Provided records ::
####################

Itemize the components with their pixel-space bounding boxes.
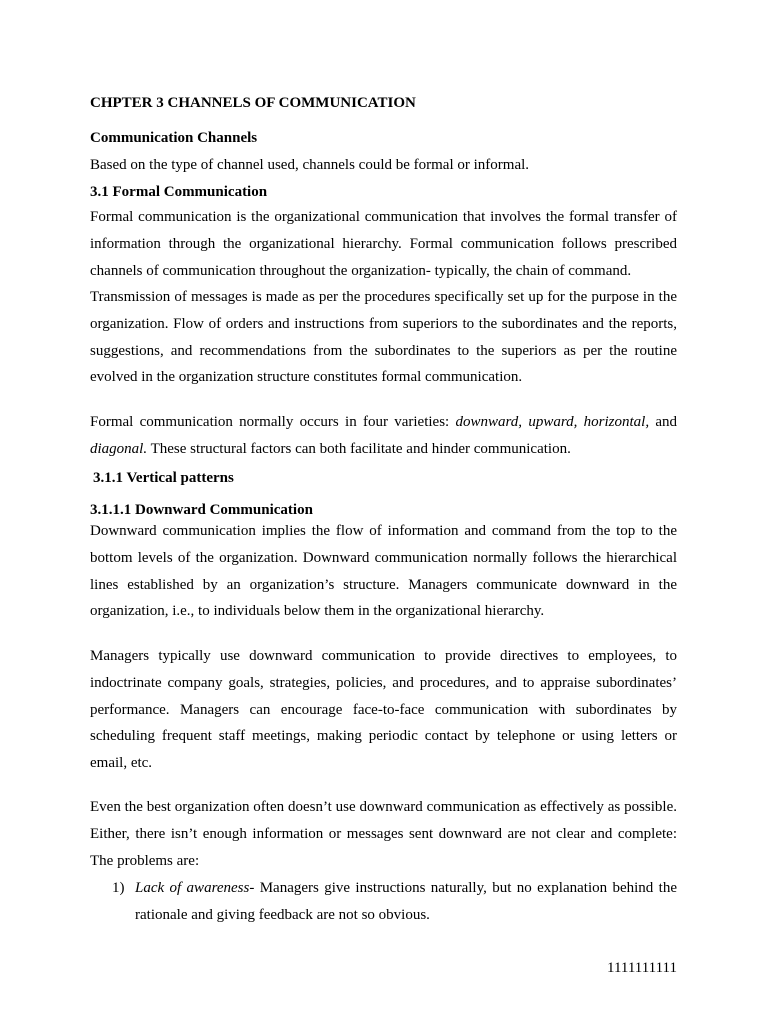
problem-description: Managers give instructions naturally, but no explanation behind the rationale and giving feedback are not so obvious. — [135, 880, 677, 923]
varieties-suffix: These structural factors can both facilitate and hinder communication. — [147, 440, 571, 457]
downward-paragraph-2: Managers typically use downward communication to provide directives to employees, to indoctrinate company goals, strategies, policies, and procedures, and to appraise subordinates’ performance. Managers can encourage face-to-face communication with subordinates by scheduling frequent staff meetings, making periodic contact by telephone or using letters or email, etc. — [90, 648, 677, 772]
variety-downward: downward, — [455, 414, 523, 430]
page-number: 1111111111 — [607, 960, 677, 976]
downward-communication-heading: 3.1.1.1 Downward Communication — [90, 502, 313, 518]
problem-list-item — [112, 875, 677, 929]
vertical-patterns-heading: 3.1.1 Vertical patterns — [93, 470, 234, 486]
problem-term: Lack of awareness- — [135, 880, 255, 896]
variety-horizontal: horizontal, — [583, 414, 650, 430]
downward-paragraph-3: Even the best organization often doesn’t use downward communication as effectively as possible. Either, there isn’t enough information or messages sent downward are not clear and complete: The problems are: — [90, 799, 677, 869]
varieties-and: and — [655, 414, 678, 430]
formal-paragraph-1: Formal communication is the organizational communication that involves the formal transfer of information through the organizational hierarchy. Formal communication follows prescribed channels of communication throughout the organization- typically, the chain of command. — [90, 209, 677, 279]
formal-communication-heading: 3.1 Formal Communication — [90, 184, 268, 200]
varieties-paragraph — [90, 409, 677, 463]
formal-paragraph-2: Transmission of messages is made as per the procedures specifically set up for the purpose in the organization. Flow of orders and instructions from superiors to the subordinates and the reports, suggestions, and recommendations from the subordinates to the superiors as per the routine evolved in the organization structure constitutes formal communication. — [90, 289, 677, 386]
section-heading: Communication Channels — [90, 130, 258, 146]
varieties-prefix: Formal communication normally occurs in four varieties: — [90, 414, 456, 430]
downward-paragraph-1: Downward communication implies the flow of information and command from the top to the bottom levels of the organization. Downward communication normally follows the hierarchical lines established by an organization’s structure. Managers communicate downward in the organization, i.e., to individuals below them in the organizational hierarchy. — [90, 523, 677, 620]
list-text — [135, 875, 677, 929]
list-number: 1) — [112, 880, 125, 896]
intro-paragraph: Based on the type of channel used, channels could be formal or informal. — [90, 157, 530, 173]
variety-diagonal: diagonal. — [90, 440, 148, 457]
variety-upward: upward, — [528, 414, 578, 430]
chapter-title: CHPTER 3 CHANNELS OF COMMUNICATION — [90, 95, 416, 111]
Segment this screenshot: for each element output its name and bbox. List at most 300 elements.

####################

Stated task ::
Recast all the lines above as a Markdown table with the columns Row and Line, giving each line its row number and skipping blank lines. Omit the pictures from the table.

Problem solution ::
| Row | Line |
|---|---|
| 1 | Itemize the components with their pixel-space bounding boxes. |
| 2 | problem-description: Managers give instructions naturally, but no explanation behind the rationale and giving feedback are not so obvious. — [135, 880, 677, 923] |
| 3 | varieties-suffix: These structural factors can both facilitate and hinder communication. — [147, 440, 571, 457] |
| 4 | downward-paragraph-2: Managers typically use downward communication to provide directives to employees, to indoctrinate company goals, strategies, policies, and procedures, and to appraise subordinates’ performance. Managers can encourage face-to-face communication with subordinates by scheduling frequent staff meetings, making periodic contact by telephone or using letters or email, etc. — [90, 648, 677, 772] |
| 5 | variety-downward: downward, — [455, 414, 523, 430] |
| 6 | page-number: 1111111111 — [607, 960, 677, 976] |
| 7 | downward-communication-heading: 3.1.1.1 Downward Communication — [90, 502, 313, 518] |
| 8 | problem-list-item — [112, 875, 677, 929] |
| 9 | vertical-patterns-heading: 3.1.1 Vertical patterns — [93, 470, 234, 486] |
| 10 | problem-term: Lack of awareness- — [135, 880, 255, 896] |
| 11 | variety-horizontal: horizontal, — [583, 414, 650, 430] |
| 12 | downward-paragraph-3: Even the best organization often doesn’t use downward communication as effectively as possible. Either, there isn’t enough information or messages sent downward are not clear and complete: The problems are: — [90, 799, 677, 869] |
| 13 | varieties-and: and — [655, 414, 678, 430] |
| 14 | formal-paragraph-1: Formal communication is the organizational communication that involves the formal transfer of information through the organizational hierarchy. Formal communication follows prescribed channels of communication throughout the organization- typically, the chain of command. — [90, 209, 677, 279] |
| 15 | formal-communication-heading: 3.1 Formal Communication — [90, 184, 268, 200] |
| 16 | varieties-paragraph — [90, 409, 677, 463] |
| 17 | formal-paragraph-2: Transmission of messages is made as per the procedures specifically set up for the purpose in the organization. Flow of orders and instructions from superiors to the subordinates and the reports, suggestions, and recommendations from the subordinates to the superiors as per the routine evolved in the organization structure constitutes formal communication. — [90, 289, 677, 386] |
| 18 | section-heading: Communication Channels — [90, 130, 258, 146] |
| 19 | varieties-prefix: Formal communication normally occurs in four varieties: — [90, 414, 456, 430] |
| 20 | downward-paragraph-1: Downward communication implies the flow of information and command from the top to the bottom levels of the organization. Downward communication normally follows the hierarchical lines established by an organization’s structure. Managers communicate downward in the organization, i.e., to individuals below them in the organizational hierarchy. — [90, 523, 677, 620] |
| 21 | list-text — [135, 875, 677, 929] |
| 22 | list-number: 1) — [112, 880, 125, 896] |
| 23 | intro-paragraph: Based on the type of channel used, channels could be formal or informal. — [90, 157, 530, 173] |
| 24 | variety-diagonal: diagonal. — [90, 440, 148, 457] |
| 25 | variety-upward: upward, — [528, 414, 578, 430] |
| 26 | chapter-title: CHPTER 3 CHANNELS OF COMMUNICATION — [90, 95, 416, 111] |
| 27 | Segment this screenshot: for each element output its name and bbox. List at most 300 elements. |